*Written task*: Wherever a line in the data below holds "画面并返回到上一级", copy that line.

**** Data for processing

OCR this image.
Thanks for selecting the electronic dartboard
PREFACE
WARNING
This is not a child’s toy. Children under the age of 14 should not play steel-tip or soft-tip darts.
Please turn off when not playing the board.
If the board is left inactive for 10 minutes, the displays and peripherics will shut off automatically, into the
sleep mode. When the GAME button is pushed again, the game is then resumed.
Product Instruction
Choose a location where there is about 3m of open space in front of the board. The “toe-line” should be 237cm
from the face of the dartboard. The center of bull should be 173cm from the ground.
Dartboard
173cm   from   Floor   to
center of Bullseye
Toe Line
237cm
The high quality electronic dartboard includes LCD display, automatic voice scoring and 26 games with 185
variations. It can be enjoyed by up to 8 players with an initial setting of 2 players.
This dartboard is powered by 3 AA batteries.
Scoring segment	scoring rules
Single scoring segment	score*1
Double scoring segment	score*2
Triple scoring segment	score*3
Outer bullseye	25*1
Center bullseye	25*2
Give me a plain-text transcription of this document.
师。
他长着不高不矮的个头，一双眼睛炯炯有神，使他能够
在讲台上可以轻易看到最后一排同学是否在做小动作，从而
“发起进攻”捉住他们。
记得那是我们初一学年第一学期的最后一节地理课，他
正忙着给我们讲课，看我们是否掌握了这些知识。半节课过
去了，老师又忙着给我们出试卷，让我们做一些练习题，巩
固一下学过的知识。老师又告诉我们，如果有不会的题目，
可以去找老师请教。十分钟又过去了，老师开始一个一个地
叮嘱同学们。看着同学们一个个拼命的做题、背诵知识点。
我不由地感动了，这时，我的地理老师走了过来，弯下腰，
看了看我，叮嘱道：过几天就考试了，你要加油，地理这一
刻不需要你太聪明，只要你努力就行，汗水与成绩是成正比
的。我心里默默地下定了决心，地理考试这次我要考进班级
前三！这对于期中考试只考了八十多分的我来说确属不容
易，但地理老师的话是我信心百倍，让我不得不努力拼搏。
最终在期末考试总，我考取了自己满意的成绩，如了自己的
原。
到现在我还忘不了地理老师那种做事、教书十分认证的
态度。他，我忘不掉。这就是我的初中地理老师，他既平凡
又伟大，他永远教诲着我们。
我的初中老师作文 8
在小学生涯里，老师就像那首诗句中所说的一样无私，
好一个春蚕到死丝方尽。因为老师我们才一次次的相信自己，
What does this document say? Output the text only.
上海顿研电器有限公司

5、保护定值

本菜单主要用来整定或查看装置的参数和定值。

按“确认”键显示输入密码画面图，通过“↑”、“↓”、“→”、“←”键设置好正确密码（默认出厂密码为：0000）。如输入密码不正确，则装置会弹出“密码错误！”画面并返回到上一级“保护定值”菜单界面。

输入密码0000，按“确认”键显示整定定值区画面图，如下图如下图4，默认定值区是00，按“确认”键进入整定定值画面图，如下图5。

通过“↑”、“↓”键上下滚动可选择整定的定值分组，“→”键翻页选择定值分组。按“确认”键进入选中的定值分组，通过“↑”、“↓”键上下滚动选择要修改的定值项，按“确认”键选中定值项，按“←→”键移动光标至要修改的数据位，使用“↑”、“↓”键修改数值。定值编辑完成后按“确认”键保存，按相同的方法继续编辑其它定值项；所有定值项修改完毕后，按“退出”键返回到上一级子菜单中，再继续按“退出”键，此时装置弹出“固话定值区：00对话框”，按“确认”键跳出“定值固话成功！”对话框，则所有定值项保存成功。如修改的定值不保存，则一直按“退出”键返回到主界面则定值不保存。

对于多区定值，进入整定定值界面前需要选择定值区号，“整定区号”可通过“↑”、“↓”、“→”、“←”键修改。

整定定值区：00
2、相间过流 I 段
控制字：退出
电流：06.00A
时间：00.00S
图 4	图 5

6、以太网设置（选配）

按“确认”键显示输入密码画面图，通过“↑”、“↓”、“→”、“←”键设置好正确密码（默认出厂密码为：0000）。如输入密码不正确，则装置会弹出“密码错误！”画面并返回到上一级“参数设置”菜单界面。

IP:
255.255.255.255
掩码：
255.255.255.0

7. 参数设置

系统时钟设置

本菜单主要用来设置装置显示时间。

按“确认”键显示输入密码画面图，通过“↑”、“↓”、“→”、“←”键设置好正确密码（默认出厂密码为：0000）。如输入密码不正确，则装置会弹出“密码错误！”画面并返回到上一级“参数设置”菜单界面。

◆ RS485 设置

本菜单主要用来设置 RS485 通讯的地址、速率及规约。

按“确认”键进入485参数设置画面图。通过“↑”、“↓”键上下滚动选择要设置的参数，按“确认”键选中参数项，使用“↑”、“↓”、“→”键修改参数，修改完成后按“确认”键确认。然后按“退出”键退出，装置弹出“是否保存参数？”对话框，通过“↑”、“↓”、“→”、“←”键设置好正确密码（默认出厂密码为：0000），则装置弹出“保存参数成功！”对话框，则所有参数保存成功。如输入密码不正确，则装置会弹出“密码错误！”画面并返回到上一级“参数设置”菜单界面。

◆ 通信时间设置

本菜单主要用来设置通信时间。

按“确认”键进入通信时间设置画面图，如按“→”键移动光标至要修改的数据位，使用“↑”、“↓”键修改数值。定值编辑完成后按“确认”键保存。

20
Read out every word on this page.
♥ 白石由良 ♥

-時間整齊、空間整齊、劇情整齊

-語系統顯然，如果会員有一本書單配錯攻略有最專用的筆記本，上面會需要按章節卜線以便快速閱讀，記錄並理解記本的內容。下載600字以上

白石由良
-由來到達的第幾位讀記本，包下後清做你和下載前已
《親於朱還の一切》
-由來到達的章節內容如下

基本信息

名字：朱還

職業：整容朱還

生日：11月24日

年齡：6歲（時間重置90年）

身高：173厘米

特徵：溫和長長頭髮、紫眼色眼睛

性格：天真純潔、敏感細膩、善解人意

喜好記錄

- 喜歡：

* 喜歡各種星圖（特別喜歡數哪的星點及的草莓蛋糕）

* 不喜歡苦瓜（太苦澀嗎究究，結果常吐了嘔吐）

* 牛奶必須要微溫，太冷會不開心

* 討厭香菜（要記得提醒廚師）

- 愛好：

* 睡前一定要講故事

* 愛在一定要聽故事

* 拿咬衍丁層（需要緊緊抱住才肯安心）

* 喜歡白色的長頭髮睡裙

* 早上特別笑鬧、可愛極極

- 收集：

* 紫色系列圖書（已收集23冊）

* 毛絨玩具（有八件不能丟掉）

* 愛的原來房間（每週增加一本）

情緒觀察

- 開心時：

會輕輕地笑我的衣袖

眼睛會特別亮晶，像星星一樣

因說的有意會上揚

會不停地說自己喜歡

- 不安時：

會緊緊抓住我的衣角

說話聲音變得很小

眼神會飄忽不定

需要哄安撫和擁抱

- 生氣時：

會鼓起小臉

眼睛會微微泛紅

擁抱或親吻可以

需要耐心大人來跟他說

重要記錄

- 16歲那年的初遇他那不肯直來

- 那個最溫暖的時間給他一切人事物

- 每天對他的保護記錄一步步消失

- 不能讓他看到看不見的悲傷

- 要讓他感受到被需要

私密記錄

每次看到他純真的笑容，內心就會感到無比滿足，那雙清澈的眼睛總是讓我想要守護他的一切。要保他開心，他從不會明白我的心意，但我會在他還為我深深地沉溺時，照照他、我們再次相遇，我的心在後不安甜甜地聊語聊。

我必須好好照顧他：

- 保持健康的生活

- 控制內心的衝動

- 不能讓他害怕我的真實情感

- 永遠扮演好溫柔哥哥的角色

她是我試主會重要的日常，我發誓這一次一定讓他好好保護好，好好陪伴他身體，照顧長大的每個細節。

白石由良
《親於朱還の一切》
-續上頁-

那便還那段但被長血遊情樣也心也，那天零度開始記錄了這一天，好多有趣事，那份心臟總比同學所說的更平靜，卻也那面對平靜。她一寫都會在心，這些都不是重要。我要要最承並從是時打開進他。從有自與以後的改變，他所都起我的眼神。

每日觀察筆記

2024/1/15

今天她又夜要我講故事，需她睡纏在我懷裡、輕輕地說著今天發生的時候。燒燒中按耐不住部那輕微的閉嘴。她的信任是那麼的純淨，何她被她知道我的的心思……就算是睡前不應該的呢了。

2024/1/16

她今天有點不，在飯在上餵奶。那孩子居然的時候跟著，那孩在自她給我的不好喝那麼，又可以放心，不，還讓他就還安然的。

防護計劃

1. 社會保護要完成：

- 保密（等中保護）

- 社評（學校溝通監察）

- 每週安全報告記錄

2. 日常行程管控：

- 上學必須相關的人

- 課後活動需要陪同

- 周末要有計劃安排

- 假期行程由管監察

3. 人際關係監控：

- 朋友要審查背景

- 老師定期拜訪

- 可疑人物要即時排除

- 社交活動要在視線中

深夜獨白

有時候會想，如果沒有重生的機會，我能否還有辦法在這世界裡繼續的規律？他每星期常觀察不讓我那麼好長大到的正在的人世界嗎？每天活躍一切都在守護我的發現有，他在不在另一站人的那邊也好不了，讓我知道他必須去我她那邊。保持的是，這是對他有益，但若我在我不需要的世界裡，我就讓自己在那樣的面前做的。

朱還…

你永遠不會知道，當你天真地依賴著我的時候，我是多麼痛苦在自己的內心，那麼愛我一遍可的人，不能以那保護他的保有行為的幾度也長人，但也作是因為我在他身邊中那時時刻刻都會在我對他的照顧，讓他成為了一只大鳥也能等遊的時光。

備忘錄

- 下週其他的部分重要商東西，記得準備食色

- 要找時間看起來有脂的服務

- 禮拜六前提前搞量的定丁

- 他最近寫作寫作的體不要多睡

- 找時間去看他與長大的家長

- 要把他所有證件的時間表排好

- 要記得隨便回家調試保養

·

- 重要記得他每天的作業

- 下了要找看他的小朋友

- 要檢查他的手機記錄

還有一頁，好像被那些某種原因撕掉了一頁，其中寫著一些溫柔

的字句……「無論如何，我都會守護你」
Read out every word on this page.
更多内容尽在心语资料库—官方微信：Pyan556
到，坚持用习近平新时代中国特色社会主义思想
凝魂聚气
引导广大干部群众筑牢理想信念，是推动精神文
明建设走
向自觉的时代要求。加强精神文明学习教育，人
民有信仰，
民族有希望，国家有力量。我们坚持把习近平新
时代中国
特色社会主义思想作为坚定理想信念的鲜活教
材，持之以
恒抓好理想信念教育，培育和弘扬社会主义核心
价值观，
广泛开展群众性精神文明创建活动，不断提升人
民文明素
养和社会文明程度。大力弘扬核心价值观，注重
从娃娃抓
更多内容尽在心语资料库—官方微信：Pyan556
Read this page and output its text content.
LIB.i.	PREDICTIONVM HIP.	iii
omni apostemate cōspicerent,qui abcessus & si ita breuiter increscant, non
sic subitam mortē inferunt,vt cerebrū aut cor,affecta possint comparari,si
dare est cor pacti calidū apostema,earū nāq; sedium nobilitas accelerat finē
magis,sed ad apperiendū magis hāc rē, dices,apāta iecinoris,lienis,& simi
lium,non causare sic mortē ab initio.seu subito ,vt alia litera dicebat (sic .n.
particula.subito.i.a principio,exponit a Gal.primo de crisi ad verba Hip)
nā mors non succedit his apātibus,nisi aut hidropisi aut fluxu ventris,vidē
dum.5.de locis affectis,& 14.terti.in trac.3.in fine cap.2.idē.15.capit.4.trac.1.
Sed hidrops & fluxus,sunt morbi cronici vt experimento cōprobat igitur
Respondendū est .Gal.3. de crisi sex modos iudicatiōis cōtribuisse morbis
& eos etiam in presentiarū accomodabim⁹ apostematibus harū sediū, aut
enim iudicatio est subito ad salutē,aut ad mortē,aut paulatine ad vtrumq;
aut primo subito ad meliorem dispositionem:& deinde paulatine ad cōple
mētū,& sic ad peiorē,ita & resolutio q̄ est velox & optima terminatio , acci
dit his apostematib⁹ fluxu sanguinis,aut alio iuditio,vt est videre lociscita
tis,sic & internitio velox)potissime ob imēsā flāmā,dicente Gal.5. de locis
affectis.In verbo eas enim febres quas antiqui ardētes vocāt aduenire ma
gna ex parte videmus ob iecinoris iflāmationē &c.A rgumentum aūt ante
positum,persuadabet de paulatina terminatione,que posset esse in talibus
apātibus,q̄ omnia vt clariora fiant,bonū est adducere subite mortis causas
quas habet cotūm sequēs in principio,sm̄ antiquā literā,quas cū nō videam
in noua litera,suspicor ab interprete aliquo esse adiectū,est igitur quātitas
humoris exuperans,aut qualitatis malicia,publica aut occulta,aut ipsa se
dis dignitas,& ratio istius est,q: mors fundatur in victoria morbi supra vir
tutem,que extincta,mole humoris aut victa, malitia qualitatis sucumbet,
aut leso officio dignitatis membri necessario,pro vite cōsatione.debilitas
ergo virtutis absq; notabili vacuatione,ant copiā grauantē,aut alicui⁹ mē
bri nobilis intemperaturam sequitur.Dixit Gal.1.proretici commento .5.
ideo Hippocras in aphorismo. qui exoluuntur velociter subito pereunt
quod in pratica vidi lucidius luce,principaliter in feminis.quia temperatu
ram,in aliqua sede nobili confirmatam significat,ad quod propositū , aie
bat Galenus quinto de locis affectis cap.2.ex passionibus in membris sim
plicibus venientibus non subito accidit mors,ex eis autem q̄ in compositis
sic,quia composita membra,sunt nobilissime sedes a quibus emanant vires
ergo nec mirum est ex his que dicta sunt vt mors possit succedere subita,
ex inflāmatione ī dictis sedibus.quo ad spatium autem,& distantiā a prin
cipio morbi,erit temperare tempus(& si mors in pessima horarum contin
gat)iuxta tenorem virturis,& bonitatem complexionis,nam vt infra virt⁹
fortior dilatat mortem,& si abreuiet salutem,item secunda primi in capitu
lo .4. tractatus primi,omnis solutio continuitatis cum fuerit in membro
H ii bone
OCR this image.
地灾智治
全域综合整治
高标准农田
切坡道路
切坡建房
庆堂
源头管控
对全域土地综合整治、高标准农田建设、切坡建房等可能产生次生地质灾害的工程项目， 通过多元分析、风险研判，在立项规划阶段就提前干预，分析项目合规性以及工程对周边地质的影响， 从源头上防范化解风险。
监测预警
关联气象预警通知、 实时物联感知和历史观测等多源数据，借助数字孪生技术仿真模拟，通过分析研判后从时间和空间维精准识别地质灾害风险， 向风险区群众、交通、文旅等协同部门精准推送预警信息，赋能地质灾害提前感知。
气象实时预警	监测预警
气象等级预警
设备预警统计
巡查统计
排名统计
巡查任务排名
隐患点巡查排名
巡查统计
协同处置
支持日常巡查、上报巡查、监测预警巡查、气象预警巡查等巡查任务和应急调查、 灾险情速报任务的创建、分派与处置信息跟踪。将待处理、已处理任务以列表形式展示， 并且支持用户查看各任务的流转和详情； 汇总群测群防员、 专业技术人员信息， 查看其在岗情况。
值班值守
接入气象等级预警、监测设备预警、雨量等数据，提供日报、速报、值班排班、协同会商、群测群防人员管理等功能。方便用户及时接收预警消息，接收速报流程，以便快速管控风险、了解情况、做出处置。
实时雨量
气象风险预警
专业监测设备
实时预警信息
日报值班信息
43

********

*Task output*:
按“确认”键显示输入密码画面图，通过“↑”、“↓”、“→”、“←”键设置好正确密码（默认出厂密码为：0000）。如输入密码不正确，则装置会弹出“密码错误！”画面并返回到上一级“保护定值”菜单界面。
按“确认”键显示输入密码画面图，通过“↑”、“↓”、“→”、“←”键设置好正确密码（默认出厂密码为：0000）。如输入密码不正确，则装置会弹出“密码错误！”画面并返回到上一级“参数设置”菜单界面。
按“确认”键显示输入密码画面图，通过“↑”、“↓”、“→”、“←”键设置好正确密码（默认出厂密码为：0000）。如输入密码不正确，则装置会弹出“密码错误！”画面并返回到上一级“参数设置”菜单界面。
按“确认”键进入485参数设置画面图。通过“↑”、“↓”键上下滚动选择要设置的参数，按“确认”键选中参数项，使用“↑”、“↓”、“→”键修改参数，修改完成后按“确认”键确认。然后按“退出”键退出，装置弹出“是否保存参数？”对话框，通过“↑”、“↓”、“→”、“←”键设置好正确密码（默认出厂密码为：0000），则装置弹出“保存参数成功！”对话框，则所有参数保存成功。如输入密码不正确，则装置会弹出“密码错误！”画面并返回到上一级“参数设置”菜单界面。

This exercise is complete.